▸ Required task: In the entries that follow, find the word "перфторорганических" and report each line it is on.

§ §

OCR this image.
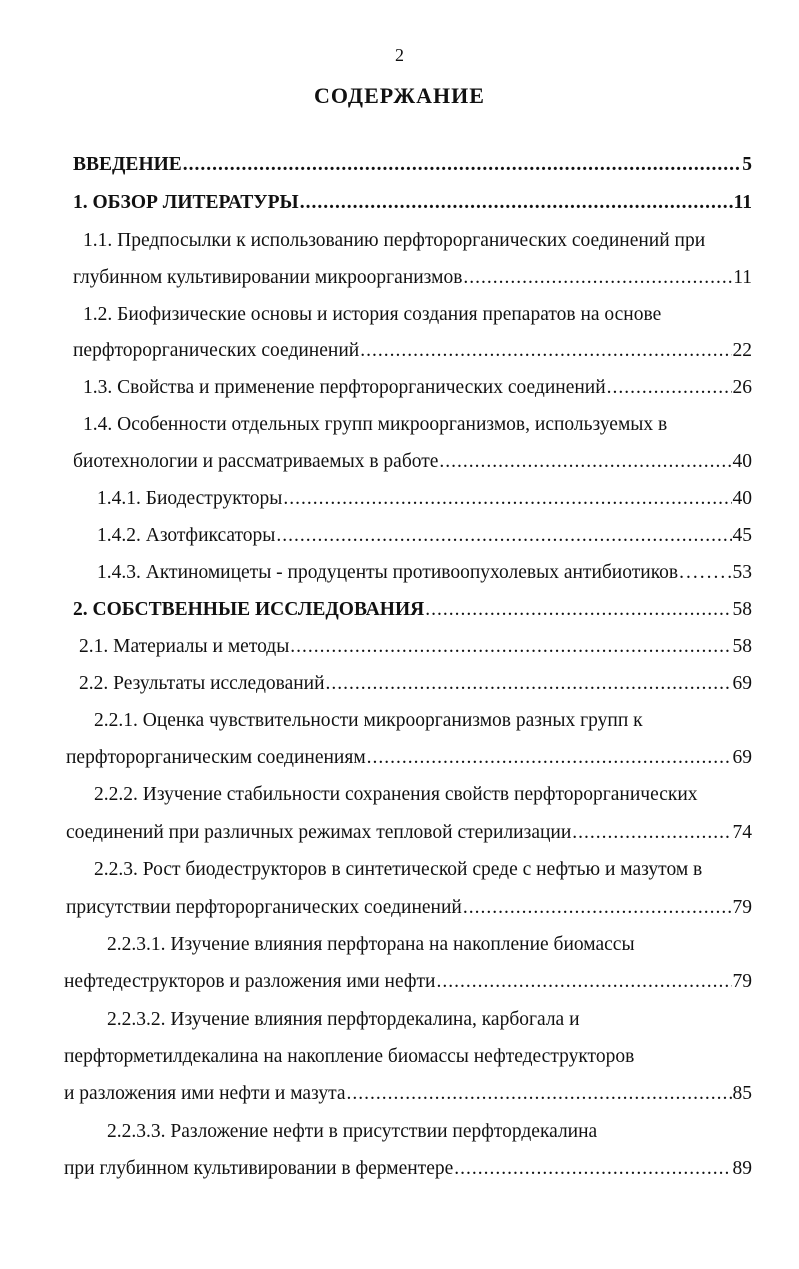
2
СОДЕРЖАНИЕ
ВВЕДЕНИЕ .....	5
1. ОБЗОР ЛИТЕРАТУРЫ .....	11
1.1. Предпосылки к использованию перфторорганических соединений при
глубинном культивировании микроорганизмов .....	11
1.2. Биофизические основы и история создания препаратов на основе
перфторорганических соединений .....	22
1.3. Свойства и применение перфторорганических соединений .....	26
1.4. Особенности отдельных групп микроорганизмов, используемых в
биотехнологии и рассматриваемых в работе .....	40
1.4.1. Биодеструкторы .....	40
1.4.2. Азотфиксаторы .....	45
1.4.3. Актиномицеты - продуценты противоопухолевых антибиотиков .....	53
2. СОБСТВЕННЫЕ ИССЛЕДОВАНИЯ .....	58
2.1. Материалы и методы .....	58
2.2. Результаты исследований .....	69
2.2.1. Оценка чувствительности микроорганизмов разных групп к
перфторорганическим соединениям .....	69
2.2.2. Изучение стабильности сохранения свойств перфторорганических
соединений при различных режимах тепловой стерилизации .....	74
2.2.3. Рост биодеструкторов в синтетической среде с нефтью и мазутом в
присутствии перфторорганических соединений .....	79
2.2.3.1. Изучение влияния перфторана на накопление биомассы
нефтедеструкторов и разложения ими нефти .....	79
2.2.3.2. Изучение влияния перфтордекалина, карбогала и
перфторметилдекалина на накопление биомассы нефтедеструкторов
и разложения ими нефти и мазута .....	85
2.2.3.3. Разложение нефти в присутствии перфтордекалина
при глубинном культивировании в ферментере .....	89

§ §

▸ The output:
1.1. Предпосылки к использованию перфторорганических соединений при
перфторорганических соединений .....	22
1.3. Свойства и применение перфторорганических соединений .....	26
2.2.2. Изучение стабильности сохранения свойств перфторорганических
присутствии перфторорганических соединений .....	79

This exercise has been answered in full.